→ Part of a data file
——————————

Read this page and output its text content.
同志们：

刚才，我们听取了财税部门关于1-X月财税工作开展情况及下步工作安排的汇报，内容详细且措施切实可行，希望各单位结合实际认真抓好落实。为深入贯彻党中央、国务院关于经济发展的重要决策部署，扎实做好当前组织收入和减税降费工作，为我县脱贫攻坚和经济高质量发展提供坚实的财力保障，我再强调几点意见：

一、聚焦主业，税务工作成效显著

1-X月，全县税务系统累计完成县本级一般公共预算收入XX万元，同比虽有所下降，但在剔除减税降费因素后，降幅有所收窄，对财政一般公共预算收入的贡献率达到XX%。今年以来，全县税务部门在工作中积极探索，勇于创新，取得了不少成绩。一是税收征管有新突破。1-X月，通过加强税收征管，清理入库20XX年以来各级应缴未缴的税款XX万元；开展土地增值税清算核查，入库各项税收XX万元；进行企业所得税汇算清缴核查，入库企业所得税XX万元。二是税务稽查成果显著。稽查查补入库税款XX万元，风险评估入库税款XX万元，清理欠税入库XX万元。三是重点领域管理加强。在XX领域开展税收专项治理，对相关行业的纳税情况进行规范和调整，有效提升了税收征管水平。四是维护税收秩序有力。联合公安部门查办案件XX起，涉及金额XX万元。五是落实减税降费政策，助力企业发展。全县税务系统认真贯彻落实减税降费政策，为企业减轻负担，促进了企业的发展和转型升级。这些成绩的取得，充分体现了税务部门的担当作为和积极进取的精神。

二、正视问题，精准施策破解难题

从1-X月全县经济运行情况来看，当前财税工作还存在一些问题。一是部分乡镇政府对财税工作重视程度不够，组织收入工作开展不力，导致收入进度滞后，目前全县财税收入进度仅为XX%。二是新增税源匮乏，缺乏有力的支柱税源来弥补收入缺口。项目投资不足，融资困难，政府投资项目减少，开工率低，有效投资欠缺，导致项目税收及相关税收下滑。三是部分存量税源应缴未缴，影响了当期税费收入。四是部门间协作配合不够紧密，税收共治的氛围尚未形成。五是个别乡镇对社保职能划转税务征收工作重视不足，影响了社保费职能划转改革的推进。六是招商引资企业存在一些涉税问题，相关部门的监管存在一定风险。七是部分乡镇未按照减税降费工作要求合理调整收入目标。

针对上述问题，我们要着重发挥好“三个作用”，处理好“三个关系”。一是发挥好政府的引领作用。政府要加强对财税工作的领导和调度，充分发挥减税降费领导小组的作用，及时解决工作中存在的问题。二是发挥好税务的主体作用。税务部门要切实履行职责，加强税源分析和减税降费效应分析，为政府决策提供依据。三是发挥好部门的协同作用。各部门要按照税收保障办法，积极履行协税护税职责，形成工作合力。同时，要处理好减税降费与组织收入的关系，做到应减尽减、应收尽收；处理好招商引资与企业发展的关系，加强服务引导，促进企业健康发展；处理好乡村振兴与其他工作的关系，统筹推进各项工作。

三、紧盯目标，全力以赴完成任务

——————————

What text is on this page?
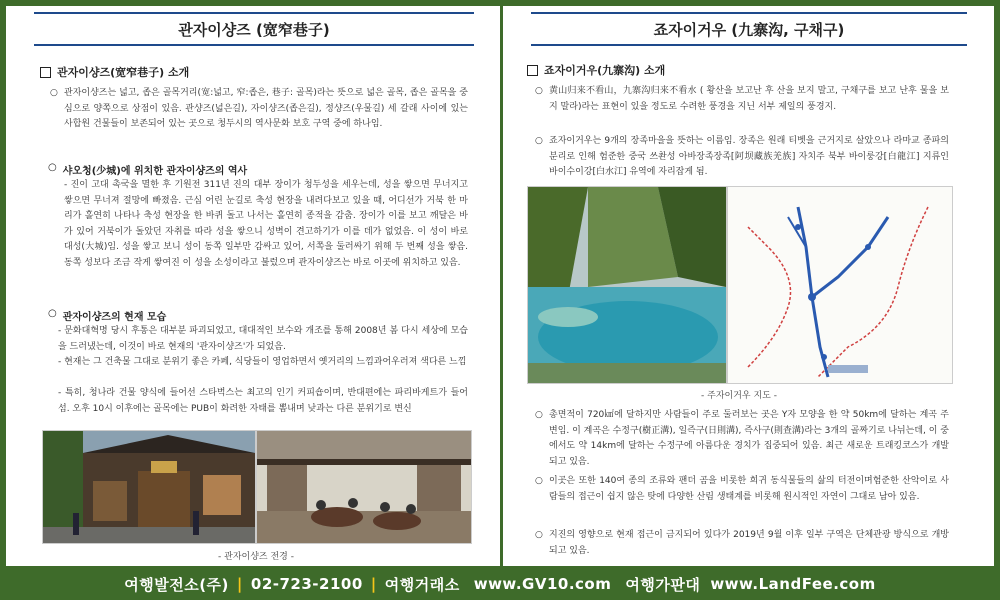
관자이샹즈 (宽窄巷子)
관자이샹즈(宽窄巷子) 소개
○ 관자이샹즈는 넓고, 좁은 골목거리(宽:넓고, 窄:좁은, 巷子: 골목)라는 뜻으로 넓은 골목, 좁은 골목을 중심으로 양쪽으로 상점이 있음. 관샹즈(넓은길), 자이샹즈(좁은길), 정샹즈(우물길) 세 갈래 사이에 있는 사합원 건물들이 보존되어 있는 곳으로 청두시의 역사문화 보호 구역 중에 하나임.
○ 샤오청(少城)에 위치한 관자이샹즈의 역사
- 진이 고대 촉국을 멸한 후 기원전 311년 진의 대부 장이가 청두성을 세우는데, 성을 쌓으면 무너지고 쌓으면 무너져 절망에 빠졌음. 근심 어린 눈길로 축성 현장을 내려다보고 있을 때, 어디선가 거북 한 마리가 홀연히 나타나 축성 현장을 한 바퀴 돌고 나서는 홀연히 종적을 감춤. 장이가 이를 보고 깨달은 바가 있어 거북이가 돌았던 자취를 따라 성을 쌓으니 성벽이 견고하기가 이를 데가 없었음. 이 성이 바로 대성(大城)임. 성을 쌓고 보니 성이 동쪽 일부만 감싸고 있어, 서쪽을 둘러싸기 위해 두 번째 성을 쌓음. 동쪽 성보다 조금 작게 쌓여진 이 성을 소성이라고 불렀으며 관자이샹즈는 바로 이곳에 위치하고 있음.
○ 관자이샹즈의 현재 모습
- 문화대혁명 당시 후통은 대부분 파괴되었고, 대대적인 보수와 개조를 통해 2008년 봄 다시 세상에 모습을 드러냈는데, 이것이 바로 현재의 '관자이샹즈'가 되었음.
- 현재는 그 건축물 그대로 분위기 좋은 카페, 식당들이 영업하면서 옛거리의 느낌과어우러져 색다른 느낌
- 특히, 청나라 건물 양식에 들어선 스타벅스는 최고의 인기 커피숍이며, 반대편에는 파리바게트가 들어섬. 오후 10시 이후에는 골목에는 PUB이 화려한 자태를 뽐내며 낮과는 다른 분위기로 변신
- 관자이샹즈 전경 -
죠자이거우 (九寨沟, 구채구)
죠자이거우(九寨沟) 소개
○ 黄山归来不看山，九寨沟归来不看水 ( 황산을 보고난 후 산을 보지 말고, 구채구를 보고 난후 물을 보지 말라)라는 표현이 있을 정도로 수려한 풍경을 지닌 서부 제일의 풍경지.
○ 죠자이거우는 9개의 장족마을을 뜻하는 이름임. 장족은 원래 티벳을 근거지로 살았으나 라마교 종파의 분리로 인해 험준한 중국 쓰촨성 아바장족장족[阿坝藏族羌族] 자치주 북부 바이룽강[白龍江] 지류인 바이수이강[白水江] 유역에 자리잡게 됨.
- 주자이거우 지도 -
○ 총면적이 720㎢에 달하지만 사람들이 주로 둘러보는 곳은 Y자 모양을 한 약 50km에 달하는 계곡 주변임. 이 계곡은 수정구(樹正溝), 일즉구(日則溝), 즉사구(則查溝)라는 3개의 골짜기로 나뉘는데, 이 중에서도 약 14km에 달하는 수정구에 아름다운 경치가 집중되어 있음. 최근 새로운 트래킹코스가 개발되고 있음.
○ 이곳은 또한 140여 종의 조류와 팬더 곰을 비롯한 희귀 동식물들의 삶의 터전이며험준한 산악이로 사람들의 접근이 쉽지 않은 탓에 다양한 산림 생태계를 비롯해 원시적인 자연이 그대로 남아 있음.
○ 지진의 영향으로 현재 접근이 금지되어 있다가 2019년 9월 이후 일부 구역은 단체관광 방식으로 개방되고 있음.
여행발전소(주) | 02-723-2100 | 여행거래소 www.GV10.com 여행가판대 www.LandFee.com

——————————

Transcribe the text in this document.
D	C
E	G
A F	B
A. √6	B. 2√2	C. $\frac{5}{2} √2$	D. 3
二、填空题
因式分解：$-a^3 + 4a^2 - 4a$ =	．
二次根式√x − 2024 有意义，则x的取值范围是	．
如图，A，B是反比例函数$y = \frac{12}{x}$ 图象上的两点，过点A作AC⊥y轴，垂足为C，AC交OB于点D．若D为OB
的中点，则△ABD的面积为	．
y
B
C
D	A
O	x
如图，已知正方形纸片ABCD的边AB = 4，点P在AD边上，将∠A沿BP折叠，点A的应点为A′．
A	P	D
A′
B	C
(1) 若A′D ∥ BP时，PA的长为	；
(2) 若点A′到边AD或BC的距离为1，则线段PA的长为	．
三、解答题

——————————

→ WHAT TO WORK ON
Go through the records. Copy each line where "text" appears.

→ FINAL RESULT
Read this page and output its text content.
What text is on this page?
Transcribe the text in this document.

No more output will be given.